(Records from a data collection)
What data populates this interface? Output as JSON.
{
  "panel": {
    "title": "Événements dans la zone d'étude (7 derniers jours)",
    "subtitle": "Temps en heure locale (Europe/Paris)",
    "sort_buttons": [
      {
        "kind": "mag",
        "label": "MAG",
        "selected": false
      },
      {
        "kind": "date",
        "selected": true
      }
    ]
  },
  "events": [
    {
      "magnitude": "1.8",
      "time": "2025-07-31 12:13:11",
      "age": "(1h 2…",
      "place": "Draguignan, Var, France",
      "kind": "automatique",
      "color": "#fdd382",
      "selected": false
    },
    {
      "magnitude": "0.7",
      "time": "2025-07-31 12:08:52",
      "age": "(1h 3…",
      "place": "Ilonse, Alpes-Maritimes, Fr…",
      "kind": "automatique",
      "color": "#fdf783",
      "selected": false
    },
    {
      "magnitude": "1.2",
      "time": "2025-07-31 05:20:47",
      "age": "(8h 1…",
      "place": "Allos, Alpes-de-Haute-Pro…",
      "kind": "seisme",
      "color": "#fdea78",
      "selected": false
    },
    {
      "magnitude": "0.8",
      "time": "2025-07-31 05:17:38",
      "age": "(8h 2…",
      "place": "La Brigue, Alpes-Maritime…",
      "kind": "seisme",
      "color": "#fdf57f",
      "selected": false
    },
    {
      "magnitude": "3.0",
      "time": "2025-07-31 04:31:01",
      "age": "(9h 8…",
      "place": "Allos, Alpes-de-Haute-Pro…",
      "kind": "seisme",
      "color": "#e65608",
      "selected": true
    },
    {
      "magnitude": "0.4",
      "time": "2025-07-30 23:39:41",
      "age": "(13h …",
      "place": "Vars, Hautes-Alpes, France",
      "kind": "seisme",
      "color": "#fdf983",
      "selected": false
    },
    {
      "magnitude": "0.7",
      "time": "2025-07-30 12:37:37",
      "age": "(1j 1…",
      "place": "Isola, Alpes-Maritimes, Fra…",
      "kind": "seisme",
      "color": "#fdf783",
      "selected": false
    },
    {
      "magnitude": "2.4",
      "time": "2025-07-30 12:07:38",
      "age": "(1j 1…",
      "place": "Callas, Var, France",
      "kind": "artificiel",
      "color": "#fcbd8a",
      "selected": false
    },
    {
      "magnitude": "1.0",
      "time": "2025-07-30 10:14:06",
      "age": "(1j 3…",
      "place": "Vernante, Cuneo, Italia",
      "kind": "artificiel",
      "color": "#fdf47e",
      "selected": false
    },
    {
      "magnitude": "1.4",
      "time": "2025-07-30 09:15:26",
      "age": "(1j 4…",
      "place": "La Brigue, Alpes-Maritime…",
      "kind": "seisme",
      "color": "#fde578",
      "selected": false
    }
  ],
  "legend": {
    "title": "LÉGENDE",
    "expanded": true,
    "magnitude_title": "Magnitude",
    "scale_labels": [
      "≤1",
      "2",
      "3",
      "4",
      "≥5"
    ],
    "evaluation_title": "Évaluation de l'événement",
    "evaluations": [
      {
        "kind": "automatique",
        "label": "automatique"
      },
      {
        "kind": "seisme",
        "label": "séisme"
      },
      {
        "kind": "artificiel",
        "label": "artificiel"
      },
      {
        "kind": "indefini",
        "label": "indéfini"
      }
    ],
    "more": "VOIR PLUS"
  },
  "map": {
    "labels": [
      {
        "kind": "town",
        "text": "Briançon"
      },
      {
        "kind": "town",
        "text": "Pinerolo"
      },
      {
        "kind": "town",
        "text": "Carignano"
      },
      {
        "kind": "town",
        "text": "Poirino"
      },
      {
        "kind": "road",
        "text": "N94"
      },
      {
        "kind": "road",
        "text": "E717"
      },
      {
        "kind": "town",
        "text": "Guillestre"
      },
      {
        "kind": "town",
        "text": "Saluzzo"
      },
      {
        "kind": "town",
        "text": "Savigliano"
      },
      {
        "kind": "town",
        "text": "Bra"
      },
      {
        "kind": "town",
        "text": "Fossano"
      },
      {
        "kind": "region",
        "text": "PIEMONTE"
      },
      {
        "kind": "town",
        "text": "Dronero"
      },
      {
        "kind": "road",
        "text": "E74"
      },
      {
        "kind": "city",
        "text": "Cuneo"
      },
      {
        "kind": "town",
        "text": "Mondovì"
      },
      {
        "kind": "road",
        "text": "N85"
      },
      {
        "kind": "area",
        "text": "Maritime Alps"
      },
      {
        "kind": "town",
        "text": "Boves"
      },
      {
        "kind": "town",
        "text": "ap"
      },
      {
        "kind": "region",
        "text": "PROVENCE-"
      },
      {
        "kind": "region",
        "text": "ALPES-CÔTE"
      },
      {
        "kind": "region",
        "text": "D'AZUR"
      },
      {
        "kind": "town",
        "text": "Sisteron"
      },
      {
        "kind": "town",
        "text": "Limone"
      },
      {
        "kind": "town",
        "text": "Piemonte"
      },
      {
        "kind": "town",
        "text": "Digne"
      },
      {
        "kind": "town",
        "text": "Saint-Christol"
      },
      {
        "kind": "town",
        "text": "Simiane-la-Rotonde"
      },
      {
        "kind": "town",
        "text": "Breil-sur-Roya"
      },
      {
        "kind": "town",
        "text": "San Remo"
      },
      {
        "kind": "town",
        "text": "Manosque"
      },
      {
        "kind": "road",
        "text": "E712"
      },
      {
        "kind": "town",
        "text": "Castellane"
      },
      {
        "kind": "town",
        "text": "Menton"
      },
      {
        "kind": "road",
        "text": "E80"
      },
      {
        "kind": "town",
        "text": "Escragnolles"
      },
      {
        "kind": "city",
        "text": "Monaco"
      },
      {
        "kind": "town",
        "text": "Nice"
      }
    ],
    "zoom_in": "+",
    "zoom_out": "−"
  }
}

# [TO DO]
Reproduce every record above exactly as it appears.

# [TASK RESULT]
What data populates this interface? Output as JSON.
{
  "panel": {
    "title": "Événements dans la zone d'étude (7 derniers jours)",
    "subtitle": "Temps en heure locale (Europe/Paris)",
    "sort_buttons": [
      {
        "kind": "mag",
        "label": "MAG",
        "selected": false
      },
      {
        "kind": "date",
        "selected": true
      }
    ]
  },
  "events": [
    {
      "magnitude": "1.8",
      "time": "2025-07-31 12:13:11",
      "age": "(1h 2…",
      "place": "Draguignan, Var, France",
      "kind": "automatique",
      "color": "#fdd382",
      "selected": false
    },
    {
      "magnitude": "0.7",
      "time": "2025-07-31 12:08:52",
      "age": "(1h 3…",
      "place": "Ilonse, Alpes-Maritimes, Fr…",
      "kind": "automatique",
      "color": "#fdf783",
      "selected": false
    },
    {
      "magnitude": "1.2",
      "time": "2025-07-31 05:20:47",
      "age": "(8h 1…",
      "place": "Allos, Alpes-de-Haute-Pro…",
      "kind": "seisme",
      "color": "#fdea78",
      "selected": false
    },
    {
      "magnitude": "0.8",
      "time": "2025-07-31 05:17:38",
      "age": "(8h 2…",
      "place": "La Brigue, Alpes-Maritime…",
      "kind": "seisme",
      "color": "#fdf57f",
      "selected": false
    },
    {
      "magnitude": "3.0",
      "time": "2025-07-31 04:31:01",
      "age": "(9h 8…",
      "place": "Allos, Alpes-de-Haute-Pro…",
      "kind": "seisme",
      "color": "#e65608",
      "selected": true
    },
    {
      "magnitude": "0.4",
      "time": "2025-07-30 23:39:41",
      "age": "(13h …",
      "place": "Vars, Hautes-Alpes, France",
      "kind": "seisme",
      "color": "#fdf983",
      "selected": false
    },
    {
      "magnitude": "0.7",
      "time": "2025-07-30 12:37:37",
      "age": "(1j 1…",
      "place": "Isola, Alpes-Maritimes, Fra…",
      "kind": "seisme",
      "color": "#fdf783",
      "selected": false
    },
    {
      "magnitude": "2.4",
      "time": "2025-07-30 12:07:38",
      "age": "(1j 1…",
      "place": "Callas, Var, France",
      "kind": "artificiel",
      "color": "#fcbd8a",
      "selected": false
    },
    {
      "magnitude": "1.0",
      "time": "2025-07-30 10:14:06",
      "age": "(1j 3…",
      "place": "Vernante, Cuneo, Italia",
      "kind": "artificiel",
      "color": "#fdf47e",
      "selected": false
    },
    {
      "magnitude": "1.4",
      "time": "2025-07-30 09:15:26",
      "age": "(1j 4…",
      "place": "La Brigue, Alpes-Maritime…",
      "kind": "seisme",
      "color": "#fde578",
      "selected": false
    }
  ],
  "legend": {
    "title": "LÉGENDE",
    "expanded": true,
    "magnitude_title": "Magnitude",
    "scale_labels": [
      "≤1",
      "2",
      "3",
      "4",
      "≥5"
    ],
    "evaluation_title": "Évaluation de l'événement",
    "evaluations": [
      {
        "kind": "automatique",
        "label": "automatique"
      },
      {
        "kind": "seisme",
        "label": "séisme"
      },
      {
        "kind": "artificiel",
        "label": "artificiel"
      },
      {
        "kind": "indefini",
        "label": "indéfini"
      }
    ],
    "more": "VOIR PLUS"
  },
  "map": {
    "labels": [
      {
        "kind": "town",
        "text": "Briançon"
      },
      {
        "kind": "town",
        "text": "Pinerolo"
      },
      {
        "kind": "town",
        "text": "Carignano"
      },
      {
        "kind": "town",
        "text": "Poirino"
      },
      {
        "kind": "road",
        "text": "N94"
      },
      {
        "kind": "road",
        "text": "E717"
      },
      {
        "kind": "town",
        "text": "Guillestre"
      },
      {
        "kind": "town",
        "text": "Saluzzo"
      },
      {
        "kind": "town",
        "text": "Savigliano"
      },
      {
        "kind": "town",
        "text": "Bra"
      },
      {
        "kind": "town",
        "text": "Fossano"
      },
      {
        "kind": "region",
        "text": "PIEMONTE"
      },
      {
        "kind": "town",
        "text": "Dronero"
      },
      {
        "kind": "road",
        "text": "E74"
      },
      {
        "kind": "city",
        "text": "Cuneo"
      },
      {
        "kind": "town",
        "text": "Mondovì"
      },
      {
        "kind": "road",
        "text": "N85"
      },
      {
        "kind": "area",
        "text": "Maritime Alps"
      },
      {
        "kind": "town",
        "text": "Boves"
      },
      {
        "kind": "town",
        "text": "ap"
      },
      {
        "kind": "region",
        "text": "PROVENCE-"
      },
      {
        "kind": "region",
        "text": "ALPES-CÔTE"
      },
      {
        "kind": "region",
        "text": "D'AZUR"
      },
      {
        "kind": "town",
        "text": "Sisteron"
      },
      {
        "kind": "town",
        "text": "Limone"
      },
      {
        "kind": "town",
        "text": "Piemonte"
      },
      {
        "kind": "town",
        "text": "Digne"
      },
      {
        "kind": "town",
        "text": "Saint-Christol"
      },
      {
        "kind": "town",
        "text": "Simiane-la-Rotonde"
      },
      {
        "kind": "town",
        "text": "Breil-sur-Roya"
      },
      {
        "kind": "town",
        "text": "San Remo"
      },
      {
        "kind": "town",
        "text": "Manosque"
      },
      {
        "kind": "road",
        "text": "E712"
      },
      {
        "kind": "town",
        "text": "Castellane"
      },
      {
        "kind": "town",
        "text": "Menton"
      },
      {
        "kind": "road",
        "text": "E80"
      },
      {
        "kind": "town",
        "text": "Escragnolles"
      },
      {
        "kind": "city",
        "text": "Monaco"
      },
      {
        "kind": "town",
        "text": "Nice"
      }
    ],
    "zoom_in": "+",
    "zoom_out": "−"
  }
}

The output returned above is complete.